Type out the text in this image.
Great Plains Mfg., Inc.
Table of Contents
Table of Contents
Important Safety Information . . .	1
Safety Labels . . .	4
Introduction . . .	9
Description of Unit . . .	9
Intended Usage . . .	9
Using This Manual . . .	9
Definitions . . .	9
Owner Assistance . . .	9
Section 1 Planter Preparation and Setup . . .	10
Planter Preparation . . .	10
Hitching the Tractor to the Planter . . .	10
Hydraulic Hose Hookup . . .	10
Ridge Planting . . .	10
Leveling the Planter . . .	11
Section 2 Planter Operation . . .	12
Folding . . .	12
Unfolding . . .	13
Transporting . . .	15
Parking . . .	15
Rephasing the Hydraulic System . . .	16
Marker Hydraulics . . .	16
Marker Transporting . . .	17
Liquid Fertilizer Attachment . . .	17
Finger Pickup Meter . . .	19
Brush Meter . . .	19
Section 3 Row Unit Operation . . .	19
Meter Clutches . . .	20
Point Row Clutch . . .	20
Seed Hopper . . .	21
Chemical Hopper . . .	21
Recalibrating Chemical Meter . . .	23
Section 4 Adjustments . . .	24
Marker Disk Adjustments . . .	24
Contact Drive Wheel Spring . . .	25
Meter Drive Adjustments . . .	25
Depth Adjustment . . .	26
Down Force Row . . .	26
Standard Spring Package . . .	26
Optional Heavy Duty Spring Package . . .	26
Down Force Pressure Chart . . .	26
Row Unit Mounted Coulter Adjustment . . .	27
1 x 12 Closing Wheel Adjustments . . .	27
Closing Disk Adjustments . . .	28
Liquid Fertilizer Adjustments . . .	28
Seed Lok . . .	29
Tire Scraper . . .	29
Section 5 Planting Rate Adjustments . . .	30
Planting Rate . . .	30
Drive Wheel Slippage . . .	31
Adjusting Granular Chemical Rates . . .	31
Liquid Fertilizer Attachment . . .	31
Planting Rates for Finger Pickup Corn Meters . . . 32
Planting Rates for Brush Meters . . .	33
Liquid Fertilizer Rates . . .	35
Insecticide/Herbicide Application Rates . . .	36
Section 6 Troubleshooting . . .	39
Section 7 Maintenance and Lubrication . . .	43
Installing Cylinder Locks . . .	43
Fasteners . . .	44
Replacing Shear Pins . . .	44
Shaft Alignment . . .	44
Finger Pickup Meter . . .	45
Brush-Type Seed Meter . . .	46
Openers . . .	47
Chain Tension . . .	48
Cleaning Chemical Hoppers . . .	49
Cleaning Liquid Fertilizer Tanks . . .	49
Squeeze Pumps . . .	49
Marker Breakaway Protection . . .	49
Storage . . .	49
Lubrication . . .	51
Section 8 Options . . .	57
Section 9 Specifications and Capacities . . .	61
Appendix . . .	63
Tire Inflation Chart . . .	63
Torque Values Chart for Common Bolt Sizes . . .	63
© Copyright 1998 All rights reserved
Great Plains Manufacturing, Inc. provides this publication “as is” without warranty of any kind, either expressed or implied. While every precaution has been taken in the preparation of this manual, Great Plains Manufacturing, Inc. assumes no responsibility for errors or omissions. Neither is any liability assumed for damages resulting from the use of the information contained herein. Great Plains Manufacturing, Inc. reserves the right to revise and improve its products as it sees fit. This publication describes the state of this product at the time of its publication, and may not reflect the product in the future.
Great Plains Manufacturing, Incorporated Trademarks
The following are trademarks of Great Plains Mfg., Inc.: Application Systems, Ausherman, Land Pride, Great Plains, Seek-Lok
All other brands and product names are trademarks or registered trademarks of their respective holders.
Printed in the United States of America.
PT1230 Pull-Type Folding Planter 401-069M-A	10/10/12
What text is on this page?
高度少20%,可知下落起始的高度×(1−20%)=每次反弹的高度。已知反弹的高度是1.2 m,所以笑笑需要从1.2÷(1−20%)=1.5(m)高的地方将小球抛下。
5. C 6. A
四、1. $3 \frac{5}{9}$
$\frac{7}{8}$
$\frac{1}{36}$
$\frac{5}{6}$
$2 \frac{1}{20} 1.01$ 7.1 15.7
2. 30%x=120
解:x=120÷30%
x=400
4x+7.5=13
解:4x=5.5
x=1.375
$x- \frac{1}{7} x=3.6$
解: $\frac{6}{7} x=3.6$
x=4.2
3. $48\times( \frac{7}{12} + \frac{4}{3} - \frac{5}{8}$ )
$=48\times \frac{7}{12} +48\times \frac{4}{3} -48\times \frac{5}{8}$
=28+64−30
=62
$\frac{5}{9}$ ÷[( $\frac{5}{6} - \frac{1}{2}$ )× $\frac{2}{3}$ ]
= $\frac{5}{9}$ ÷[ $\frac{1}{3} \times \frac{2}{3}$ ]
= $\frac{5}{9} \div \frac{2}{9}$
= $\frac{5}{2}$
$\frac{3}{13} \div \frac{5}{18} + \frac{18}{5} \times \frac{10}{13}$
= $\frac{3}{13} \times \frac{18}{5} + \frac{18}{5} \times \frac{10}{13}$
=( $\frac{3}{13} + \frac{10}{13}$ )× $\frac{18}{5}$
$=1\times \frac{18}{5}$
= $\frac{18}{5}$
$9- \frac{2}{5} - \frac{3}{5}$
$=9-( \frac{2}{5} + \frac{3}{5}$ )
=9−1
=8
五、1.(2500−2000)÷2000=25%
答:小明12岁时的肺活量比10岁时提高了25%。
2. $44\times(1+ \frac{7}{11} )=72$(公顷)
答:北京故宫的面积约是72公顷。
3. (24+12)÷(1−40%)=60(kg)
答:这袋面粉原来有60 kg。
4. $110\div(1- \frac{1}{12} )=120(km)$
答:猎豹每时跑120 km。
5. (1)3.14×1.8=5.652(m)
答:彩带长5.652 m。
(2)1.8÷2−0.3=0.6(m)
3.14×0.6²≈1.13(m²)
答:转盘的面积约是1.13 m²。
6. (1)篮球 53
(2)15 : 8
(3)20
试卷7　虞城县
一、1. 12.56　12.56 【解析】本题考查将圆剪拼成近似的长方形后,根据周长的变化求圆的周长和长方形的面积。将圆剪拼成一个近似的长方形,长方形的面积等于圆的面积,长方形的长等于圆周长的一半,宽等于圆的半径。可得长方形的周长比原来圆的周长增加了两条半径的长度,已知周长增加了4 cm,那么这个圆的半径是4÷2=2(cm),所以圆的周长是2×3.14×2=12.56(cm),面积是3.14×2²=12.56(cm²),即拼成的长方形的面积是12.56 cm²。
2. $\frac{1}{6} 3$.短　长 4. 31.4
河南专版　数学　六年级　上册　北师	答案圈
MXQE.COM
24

========================================================================

## What you will do:
Look through the entries and return every line where "Brush" appears.

## Written response:
Brush Meter . . .	19
Planting Rates for Brush Meters . . .	33
Brush-Type Seed Meter . . .	46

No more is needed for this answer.